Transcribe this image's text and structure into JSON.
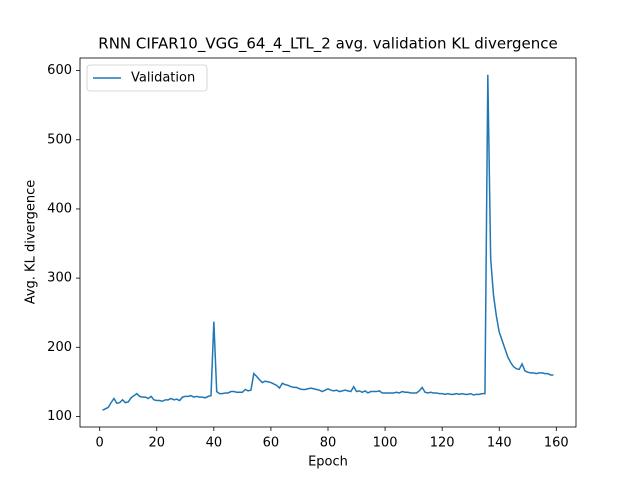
{
  "chart_data": {
    "type": "line",
    "title": "RNN CIFAR10_VGG_64_4_LTL_2 avg. validation KL divergence",
    "xlabel": "Epoch",
    "ylabel": "Avg. KL divergence",
    "x": [
      1,
      2,
      3,
      4,
      5,
      6,
      7,
      8,
      9,
      10,
      11,
      12,
      13,
      14,
      15,
      16,
      17,
      18,
      19,
      20,
      21,
      22,
      23,
      24,
      25,
      26,
      27,
      28,
      29,
      30,
      31,
      32,
      33,
      34,
      35,
      36,
      37,
      38,
      39,
      40,
      41,
      42,
      43,
      44,
      45,
      46,
      47,
      48,
      49,
      50,
      51,
      52,
      53,
      54,
      55,
      56,
      57,
      58,
      59,
      60,
      61,
      62,
      63,
      64,
      65,
      66,
      67,
      68,
      69,
      70,
      71,
      72,
      73,
      74,
      75,
      76,
      77,
      78,
      79,
      80,
      81,
      82,
      83,
      84,
      85,
      86,
      87,
      88,
      89,
      90,
      91,
      92,
      93,
      94,
      95,
      96,
      97,
      98,
      99,
      100,
      101,
      102,
      103,
      104,
      105,
      106,
      107,
      108,
      109,
      110,
      111,
      112,
      113,
      114,
      115,
      116,
      117,
      118,
      119,
      120,
      121,
      122,
      123,
      124,
      125,
      126,
      127,
      128,
      129,
      130,
      131,
      132,
      133,
      134,
      135,
      136,
      137,
      138,
      139,
      140,
      141,
      142,
      143,
      144,
      145,
      146,
      147,
      148,
      149,
      150,
      151,
      152,
      153,
      154,
      155,
      156,
      157,
      158,
      159
    ],
    "series": [
      {
        "name": "Validation",
        "color": "#1f77b4",
        "values": [
          109,
          111,
          113,
          120,
          126,
          119,
          120,
          124,
          120,
          121,
          127,
          130,
          133,
          129,
          128,
          128,
          126,
          129,
          124,
          123,
          123,
          122,
          124,
          124,
          126,
          124,
          125,
          123,
          128,
          129,
          129,
          130,
          128,
          129,
          128,
          128,
          127,
          129,
          130,
          237,
          136,
          133,
          133,
          134,
          134,
          136,
          136,
          135,
          135,
          135,
          139,
          137,
          138,
          162,
          158,
          153,
          149,
          151,
          150,
          149,
          147,
          145,
          141,
          148,
          146,
          145,
          143,
          142,
          142,
          140,
          139,
          139,
          140,
          141,
          140,
          139,
          138,
          136,
          138,
          140,
          138,
          137,
          138,
          136,
          137,
          138,
          137,
          136,
          143,
          136,
          137,
          135,
          137,
          134,
          136,
          136,
          136,
          137,
          134,
          134,
          134,
          134,
          134,
          135,
          134,
          136,
          135,
          135,
          134,
          134,
          134,
          137,
          142,
          135,
          134,
          135,
          134,
          134,
          133,
          133,
          132,
          133,
          132,
          132,
          133,
          132,
          133,
          132,
          132,
          133,
          131,
          132,
          132,
          133,
          133,
          594,
          328,
          275,
          245,
          222,
          210,
          198,
          186,
          178,
          172,
          169,
          168,
          176,
          166,
          164,
          163,
          163,
          162,
          163,
          163,
          162,
          162,
          160,
          160
        ]
      }
    ],
    "xlim": [
      -6.9,
      166.9
    ],
    "ylim": [
      84.75,
      618.25
    ],
    "xticks": [
      0,
      20,
      40,
      60,
      80,
      100,
      120,
      140,
      160
    ],
    "yticks": [
      100,
      200,
      300,
      400,
      500,
      600
    ],
    "legend": "upper left",
    "grid": false
  }
}
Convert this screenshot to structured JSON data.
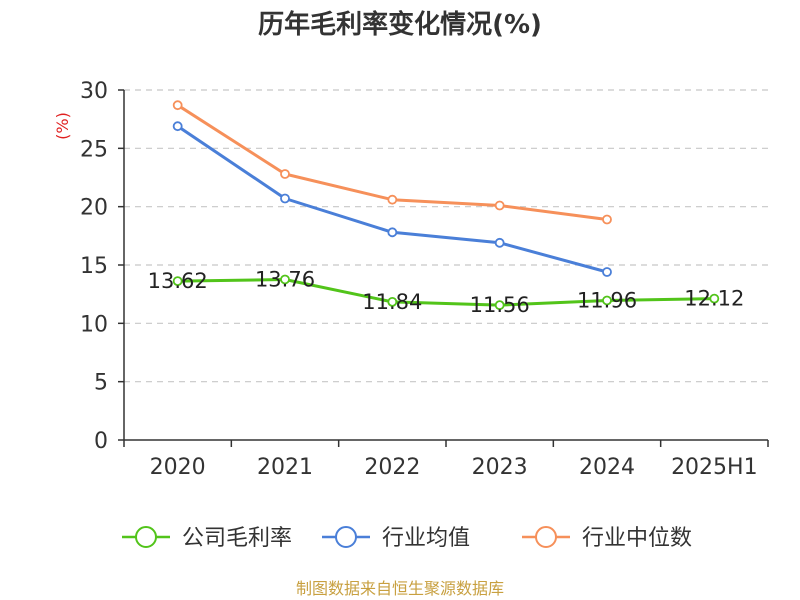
{
  "chart_data": {
    "type": "line",
    "title": "历年毛利率变化情况(%)",
    "ylabel": "(%)",
    "xlabel": "",
    "categories": [
      "2020",
      "2021",
      "2022",
      "2023",
      "2024",
      "2025H1"
    ],
    "ylim": [
      0,
      30
    ],
    "yticks": [
      0,
      5,
      10,
      15,
      20,
      25,
      30
    ],
    "grid": true,
    "legend_position": "bottom",
    "series": [
      {
        "name": "公司毛利率",
        "color": "#52c41a",
        "values": [
          13.62,
          13.76,
          11.84,
          11.56,
          11.96,
          12.12
        ],
        "labels": [
          "13.62",
          "13.76",
          "11.84",
          "11.56",
          "11.96",
          "12.12"
        ]
      },
      {
        "name": "行业均值",
        "color": "#4a7fd8",
        "values": [
          26.9,
          20.7,
          17.8,
          16.9,
          14.4,
          null
        ]
      },
      {
        "name": "行业中位数",
        "color": "#f6905a",
        "values": [
          28.7,
          22.8,
          20.6,
          20.1,
          18.9,
          null
        ]
      }
    ]
  },
  "colors": {
    "ylabel": "#e02020",
    "source": "#c8a040",
    "axis": "#333333",
    "grid": "#c8c8c8"
  },
  "source_text": "制图数据来自恒生聚源数据库"
}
***
Given problem>
Repeat each record exactly as shown above, dropping all images.

Exercise response>
Transcribe this image's text and structure into JSON.
{
  "chart_data": {
    "type": "line",
    "title": "RNN CIFAR10_VGG_64_4_LTL_2 avg. validation KL divergence",
    "xlabel": "Epoch",
    "ylabel": "Avg. KL divergence",
    "x": [
      1,
      2,
      3,
      4,
      5,
      6,
      7,
      8,
      9,
      10,
      11,
      12,
      13,
      14,
      15,
      16,
      17,
      18,
      19,
      20,
      21,
      22,
      23,
      24,
      25,
      26,
      27,
      28,
      29,
      30,
      31,
      32,
      33,
      34,
      35,
      36,
      37,
      38,
      39,
      40,
      41,
      42,
      43,
      44,
      45,
      46,
      47,
      48,
      49,
      50,
      51,
      52,
      53,
      54,
      55,
      56,
      57,
      58,
      59,
      60,
      61,
      62,
      63,
      64,
      65,
      66,
      67,
      68,
      69,
      70,
      71,
      72,
      73,
      74,
      75,
      76,
      77,
      78,
      79,
      80,
      81,
      82,
      83,
      84,
      85,
      86,
      87,
      88,
      89,
      90,
      91,
      92,
      93,
      94,
      95,
      96,
      97,
      98,
      99,
      100,
      101,
      102,
      103,
      104,
      105,
      106,
      107,
      108,
      109,
      110,
      111,
      112,
      113,
      114,
      115,
      116,
      117,
      118,
      119,
      120,
      121,
      122,
      123,
      124,
      125,
      126,
      127,
      128,
      129,
      130,
      131,
      132,
      133,
      134,
      135,
      136,
      137,
      138,
      139,
      140,
      141,
      142,
      143,
      144,
      145,
      146,
      147,
      148,
      149,
      150,
      151,
      152,
      153,
      154,
      155,
      156,
      157,
      158,
      159
    ],
    "series": [
      {
        "name": "Validation",
        "color": "#1f77b4",
        "values": [
          109,
          111,
          113,
          120,
          126,
          119,
          120,
          124,
          120,
          121,
          127,
          130,
          133,
          129,
          128,
          128,
          126,
          129,
          124,
          123,
          123,
          122,
          124,
          124,
          126,
          124,
          125,
          123,
          128,
          129,
          129,
          130,
          128,
          129,
          128,
          128,
          127,
          129,
          130,
          237,
          136,
          133,
          133,
          134,
          134,
          136,
          136,
          135,
          135,
          135,
          139,
          137,
          138,
          162,
          158,
          153,
          149,
          151,
          150,
          149,
          147,
          145,
          141,
          148,
          146,
          145,
          143,
          142,
          142,
          140,
          139,
          139,
          140,
          141,
          140,
          139,
          138,
          136,
          138,
          140,
          138,
          137,
          138,
          136,
          137,
          138,
          137,
          136,
          143,
          136,
          137,
          135,
          137,
          134,
          136,
          136,
          136,
          137,
          134,
          134,
          134,
          134,
          134,
          135,
          134,
          136,
          135,
          135,
          134,
          134,
          134,
          137,
          142,
          135,
          134,
          135,
          134,
          134,
          133,
          133,
          132,
          133,
          132,
          132,
          133,
          132,
          133,
          132,
          132,
          133,
          131,
          132,
          132,
          133,
          133,
          594,
          328,
          275,
          245,
          222,
          210,
          198,
          186,
          178,
          172,
          169,
          168,
          176,
          166,
          164,
          163,
          163,
          162,
          163,
          163,
          162,
          162,
          160,
          160
        ]
      }
    ],
    "xlim": [
      -6.9,
      166.9
    ],
    "ylim": [
      84.75,
      618.25
    ],
    "xticks": [
      0,
      20,
      40,
      60,
      80,
      100,
      120,
      140,
      160
    ],
    "yticks": [
      100,
      200,
      300,
      400,
      500,
      600
    ],
    "legend": "upper left",
    "grid": false
  }
}
Convert this screenshot to structured JSON data.
{
  "chart_data": {
    "type": "line",
    "title": "历年毛利率变化情况(%)",
    "ylabel": "(%)",
    "xlabel": "",
    "categories": [
      "2020",
      "2021",
      "2022",
      "2023",
      "2024",
      "2025H1"
    ],
    "ylim": [
      0,
      30
    ],
    "yticks": [
      0,
      5,
      10,
      15,
      20,
      25,
      30
    ],
    "grid": true,
    "legend_position": "bottom",
    "series": [
      {
        "name": "公司毛利率",
        "color": "#52c41a",
        "values": [
          13.62,
          13.76,
          11.84,
          11.56,
          11.96,
          12.12
        ],
        "labels": [
          "13.62",
          "13.76",
          "11.84",
          "11.56",
          "11.96",
          "12.12"
        ]
      },
      {
        "name": "行业均值",
        "color": "#4a7fd8",
        "values": [
          26.9,
          20.7,
          17.8,
          16.9,
          14.4,
          null
        ]
      },
      {
        "name": "行业中位数",
        "color": "#f6905a",
        "values": [
          28.7,
          22.8,
          20.6,
          20.1,
          18.9,
          null
        ]
      }
    ]
  },
  "colors": {
    "ylabel": "#e02020",
    "source": "#c8a040",
    "axis": "#333333",
    "grid": "#c8c8c8"
  },
  "source_text": "制图数据来自恒生聚源数据库"
}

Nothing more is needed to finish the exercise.